━━━━━ Excerpt ━━━━━
= Russian air surveillance radars =

This is an overview of Russian early-warning radars for air surveillance, and related design bureaus.

== NNIIRT ==

The Nizhny Novgorod Research Institute of Radio Engineering (Russian acronym: NNIIRT) has since 1948 developed a number of radars. These were mainly radars in the VHF-band, and many of which featured developments in technology that represented "first offs" in the Soviet Union. Innovations include the first Soviet air surveillance radar with a circular scan: the P-8 Volga (NATO: KNIFE REST A) in 1950, the first 3D radar: the 5N69 Salute (NATO: BIG BACK) in 1975, and in 1982 the first VHF-band 3D-radar: the 55Zh6 Nebo (NATO: TALL RACK). Other innovations were radars with frequency hopping; the P-10 Volga A (NATO: KNIFE REST B) in 1953, radars with transmitter signal coherency and special features like moving target indicator (MTI); the P-12 Yenisei (NATO: SPOON REST) in 1955 as well as the P-70 Lena-M with chirp signal modulation in 1968 or the widely used P-18 Terek (NATO: SPOON REST D) in 1970.

== NIIDAR ==

The Dalney Radiosvyazi NII company (Russian acronym: NIIDAR) developed a number of radars from 1949 to 1959 in co-operation with the NII-20 Lianozovo electromechanical plant. However, unlike the NNIIRT, this design bureau focused on higher frequency radars like the P-20, P-30, P-30M, P-35, P-32D2 and the P-50 (NATO: E/F-bands). These radars have better accuracy and faster scan rates, and are thus more suited for ground control of fighter aircraft, which complement the lower frequency radars developed by the NNIIRT design bureau. NNIDAR has in recent years expanded their product range to include innovative radar designs like the Podsolnukh-E over-the-horizon (OTH) surface-wave radar and the 29B6 Konteyner. The latter, while also being an OTH-radar, has separate locations for the transmitter and the receiver making it a bi-static system.

== VNIIRT ==

All-Russian Scientific Research Institute of Radio Engineering (Russian acronym: VNIIRT)
━━━━━ Data lines ━━━━━
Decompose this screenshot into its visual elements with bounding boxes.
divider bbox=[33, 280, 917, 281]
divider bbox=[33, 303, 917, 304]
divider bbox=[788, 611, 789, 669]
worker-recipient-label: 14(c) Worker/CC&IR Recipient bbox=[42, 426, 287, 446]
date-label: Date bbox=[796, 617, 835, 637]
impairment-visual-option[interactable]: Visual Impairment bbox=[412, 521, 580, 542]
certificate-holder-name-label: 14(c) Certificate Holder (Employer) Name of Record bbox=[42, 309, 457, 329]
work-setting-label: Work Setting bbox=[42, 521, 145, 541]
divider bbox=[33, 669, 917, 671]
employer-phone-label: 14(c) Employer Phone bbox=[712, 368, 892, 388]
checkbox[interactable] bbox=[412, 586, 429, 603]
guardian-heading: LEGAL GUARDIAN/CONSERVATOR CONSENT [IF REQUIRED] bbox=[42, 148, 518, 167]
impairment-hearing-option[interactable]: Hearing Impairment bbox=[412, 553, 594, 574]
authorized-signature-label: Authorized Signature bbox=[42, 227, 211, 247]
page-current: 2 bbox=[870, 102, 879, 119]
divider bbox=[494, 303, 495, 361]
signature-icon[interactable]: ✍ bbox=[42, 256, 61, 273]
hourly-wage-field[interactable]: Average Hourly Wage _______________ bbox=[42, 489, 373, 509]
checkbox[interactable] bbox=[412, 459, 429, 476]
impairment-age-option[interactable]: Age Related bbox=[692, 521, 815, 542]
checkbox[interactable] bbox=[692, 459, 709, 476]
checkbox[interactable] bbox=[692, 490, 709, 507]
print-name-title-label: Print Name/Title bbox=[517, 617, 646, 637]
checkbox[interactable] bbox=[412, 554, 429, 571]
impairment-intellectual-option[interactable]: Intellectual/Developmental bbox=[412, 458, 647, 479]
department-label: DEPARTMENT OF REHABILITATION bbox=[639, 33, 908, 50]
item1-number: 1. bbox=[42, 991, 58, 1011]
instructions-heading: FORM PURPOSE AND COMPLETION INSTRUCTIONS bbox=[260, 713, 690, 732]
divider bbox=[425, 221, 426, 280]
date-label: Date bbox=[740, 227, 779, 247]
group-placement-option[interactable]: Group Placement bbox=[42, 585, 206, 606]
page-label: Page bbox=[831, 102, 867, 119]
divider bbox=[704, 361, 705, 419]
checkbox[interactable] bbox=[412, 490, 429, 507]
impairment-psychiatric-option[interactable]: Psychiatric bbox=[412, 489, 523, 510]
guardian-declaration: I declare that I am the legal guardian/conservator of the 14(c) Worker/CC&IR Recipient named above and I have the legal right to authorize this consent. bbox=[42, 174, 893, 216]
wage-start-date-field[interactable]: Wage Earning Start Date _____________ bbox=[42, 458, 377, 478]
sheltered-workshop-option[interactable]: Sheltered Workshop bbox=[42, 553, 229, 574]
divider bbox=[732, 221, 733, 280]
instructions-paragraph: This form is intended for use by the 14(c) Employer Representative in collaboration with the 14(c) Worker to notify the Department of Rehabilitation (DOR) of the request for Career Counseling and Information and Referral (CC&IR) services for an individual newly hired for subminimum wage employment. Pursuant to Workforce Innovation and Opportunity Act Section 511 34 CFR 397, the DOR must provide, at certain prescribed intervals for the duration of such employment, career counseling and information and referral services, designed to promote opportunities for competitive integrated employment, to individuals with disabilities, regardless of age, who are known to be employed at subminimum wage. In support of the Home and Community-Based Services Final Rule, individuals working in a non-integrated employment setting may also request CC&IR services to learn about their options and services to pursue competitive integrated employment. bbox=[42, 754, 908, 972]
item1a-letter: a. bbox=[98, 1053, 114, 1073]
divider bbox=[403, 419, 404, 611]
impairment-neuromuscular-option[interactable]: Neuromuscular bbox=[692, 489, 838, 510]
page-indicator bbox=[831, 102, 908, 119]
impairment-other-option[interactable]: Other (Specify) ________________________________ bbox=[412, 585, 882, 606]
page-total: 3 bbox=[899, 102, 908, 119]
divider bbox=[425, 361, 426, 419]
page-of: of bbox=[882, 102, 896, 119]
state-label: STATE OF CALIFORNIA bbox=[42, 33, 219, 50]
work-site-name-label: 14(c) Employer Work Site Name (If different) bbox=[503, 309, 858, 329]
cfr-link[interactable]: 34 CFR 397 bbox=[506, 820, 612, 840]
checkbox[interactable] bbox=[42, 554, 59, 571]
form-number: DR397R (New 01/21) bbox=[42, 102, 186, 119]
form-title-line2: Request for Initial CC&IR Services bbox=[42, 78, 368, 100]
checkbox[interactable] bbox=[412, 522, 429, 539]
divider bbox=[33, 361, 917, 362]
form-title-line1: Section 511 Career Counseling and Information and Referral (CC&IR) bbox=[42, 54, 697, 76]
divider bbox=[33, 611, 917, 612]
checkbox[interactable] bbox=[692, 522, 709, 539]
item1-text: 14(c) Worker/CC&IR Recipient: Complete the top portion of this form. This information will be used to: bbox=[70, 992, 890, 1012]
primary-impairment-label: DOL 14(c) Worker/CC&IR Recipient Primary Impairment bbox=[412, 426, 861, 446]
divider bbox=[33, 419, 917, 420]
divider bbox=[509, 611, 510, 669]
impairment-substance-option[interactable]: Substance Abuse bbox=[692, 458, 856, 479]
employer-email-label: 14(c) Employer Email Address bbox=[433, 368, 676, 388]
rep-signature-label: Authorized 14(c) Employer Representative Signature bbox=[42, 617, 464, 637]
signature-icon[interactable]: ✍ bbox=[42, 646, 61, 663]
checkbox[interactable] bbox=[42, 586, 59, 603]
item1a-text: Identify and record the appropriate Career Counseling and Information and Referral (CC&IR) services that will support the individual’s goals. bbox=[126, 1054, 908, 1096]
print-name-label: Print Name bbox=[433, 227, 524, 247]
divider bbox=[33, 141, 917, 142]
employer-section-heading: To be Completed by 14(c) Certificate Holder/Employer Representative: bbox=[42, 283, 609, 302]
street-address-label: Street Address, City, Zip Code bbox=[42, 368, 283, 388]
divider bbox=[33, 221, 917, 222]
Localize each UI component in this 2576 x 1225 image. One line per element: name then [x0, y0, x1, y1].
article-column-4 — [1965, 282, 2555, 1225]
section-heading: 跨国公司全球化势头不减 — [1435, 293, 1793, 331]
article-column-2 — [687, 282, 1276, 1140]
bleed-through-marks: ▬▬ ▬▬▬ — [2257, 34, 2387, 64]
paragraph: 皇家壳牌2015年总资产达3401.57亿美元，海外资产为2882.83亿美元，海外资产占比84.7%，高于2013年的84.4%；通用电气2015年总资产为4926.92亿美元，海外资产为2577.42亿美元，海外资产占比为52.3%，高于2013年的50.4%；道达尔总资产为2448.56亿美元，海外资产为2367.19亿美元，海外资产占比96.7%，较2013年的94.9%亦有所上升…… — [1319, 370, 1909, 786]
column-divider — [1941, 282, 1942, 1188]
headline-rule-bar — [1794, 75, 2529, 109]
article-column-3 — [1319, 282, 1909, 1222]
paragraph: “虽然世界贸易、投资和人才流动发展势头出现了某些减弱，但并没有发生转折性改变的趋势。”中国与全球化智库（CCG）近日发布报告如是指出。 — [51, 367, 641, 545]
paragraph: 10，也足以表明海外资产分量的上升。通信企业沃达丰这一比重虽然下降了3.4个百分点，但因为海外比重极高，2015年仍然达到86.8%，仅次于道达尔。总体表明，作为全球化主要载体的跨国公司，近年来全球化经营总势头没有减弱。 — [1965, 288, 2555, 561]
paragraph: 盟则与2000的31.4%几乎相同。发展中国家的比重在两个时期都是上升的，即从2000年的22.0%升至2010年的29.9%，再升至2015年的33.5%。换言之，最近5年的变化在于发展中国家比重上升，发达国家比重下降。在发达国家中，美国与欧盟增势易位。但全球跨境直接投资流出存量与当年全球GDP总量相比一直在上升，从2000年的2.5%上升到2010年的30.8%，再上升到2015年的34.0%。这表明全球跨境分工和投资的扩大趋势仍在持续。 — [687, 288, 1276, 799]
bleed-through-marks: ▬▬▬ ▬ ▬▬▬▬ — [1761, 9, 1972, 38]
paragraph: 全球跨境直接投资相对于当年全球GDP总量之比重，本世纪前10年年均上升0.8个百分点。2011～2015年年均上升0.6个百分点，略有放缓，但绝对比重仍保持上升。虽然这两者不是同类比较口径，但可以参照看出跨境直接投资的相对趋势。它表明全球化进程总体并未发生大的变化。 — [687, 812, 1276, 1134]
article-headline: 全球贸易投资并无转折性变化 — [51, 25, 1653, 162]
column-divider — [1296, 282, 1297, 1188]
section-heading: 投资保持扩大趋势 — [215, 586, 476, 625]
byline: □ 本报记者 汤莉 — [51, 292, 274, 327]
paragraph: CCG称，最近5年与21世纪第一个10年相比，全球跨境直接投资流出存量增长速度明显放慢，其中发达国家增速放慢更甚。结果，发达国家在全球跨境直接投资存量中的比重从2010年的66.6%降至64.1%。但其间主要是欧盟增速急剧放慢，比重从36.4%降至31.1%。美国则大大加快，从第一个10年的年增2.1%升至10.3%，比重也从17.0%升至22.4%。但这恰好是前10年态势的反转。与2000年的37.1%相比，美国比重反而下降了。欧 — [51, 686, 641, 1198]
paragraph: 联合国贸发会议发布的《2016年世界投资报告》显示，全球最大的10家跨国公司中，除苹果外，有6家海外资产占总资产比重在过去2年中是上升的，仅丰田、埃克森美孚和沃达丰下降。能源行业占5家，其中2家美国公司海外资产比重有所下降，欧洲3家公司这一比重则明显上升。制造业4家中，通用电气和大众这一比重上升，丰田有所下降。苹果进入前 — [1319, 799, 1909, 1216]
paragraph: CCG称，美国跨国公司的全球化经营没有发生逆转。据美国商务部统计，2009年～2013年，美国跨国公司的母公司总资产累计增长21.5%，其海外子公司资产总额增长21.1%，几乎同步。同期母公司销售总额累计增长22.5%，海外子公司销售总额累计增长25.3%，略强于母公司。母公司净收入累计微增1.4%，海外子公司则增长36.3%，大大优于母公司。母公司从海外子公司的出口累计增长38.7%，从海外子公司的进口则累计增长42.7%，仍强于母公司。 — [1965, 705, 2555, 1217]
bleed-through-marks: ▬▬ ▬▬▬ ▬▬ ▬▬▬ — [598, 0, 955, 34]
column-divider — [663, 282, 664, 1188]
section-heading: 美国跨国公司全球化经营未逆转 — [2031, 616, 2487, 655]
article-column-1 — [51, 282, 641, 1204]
━━━━━
_Instruction 1_. Summarize the overview of Russian air surveillance radars in two sentences.
_Instruction 2_. Quote the overview of Russian air surveillance radars from "The Dalney Radiosvyazi" up to and including "a bi-static system.".
_Instruction 3_. According to the overview of Russian air surveillance radars, which radar was the first Soviet 3D radar, and in what year did it appear?
The material comes from a separate source and has no connection to the overview of Russian air surveillance radars.

_Complete response 1_. Since 1948, the NNIIRT design bureau has developed mainly VHF-band radars, including several Soviet firsts such as the P-8 Volga with circular scan, the 5N69 Salute 3D radar and the 55Zh6 Nebo VHF-band 3D radar. NIIDAR instead focused on higher-frequency radars with better accuracy and faster scan rates for ground control of fighter aircraft, and it has more recently added over-the-horizon designs like the Podsolnukh-E and the bi-static 29B6 Konteyner.

_Complete response 2_.
The Dalney Radiosvyazi NII company (Russian acronym: NIIDAR) developed a number of radars from 1949 to 1959 in co-operation with the NII-20 Lianozovo electromechanical plant. However, unlike the NNIIRT, this design bureau focused on higher frequency radars like the P-20, P-30, P-30M, P-35, P-32D2 and the P-50 (NATO: E/F-bands). These radars have better accuracy and faster scan rates, and are thus more suited for ground control of fighter aircraft, which complement the lower frequency radars developed by the NNIIRT design bureau. NNIDAR has in recent years expanded their product range to include innovative radar designs like the Podsolnukh-E over-the-horizon (OTH) surface-wave radar and the 29B6 Konteyner. The latter, while also being an OTH-radar, has separate locations for the transmitter and the receiver making it a bi-static system.

_Complete response 3_. The 5N69 Salute (NATO: BIG BACK), in 1975.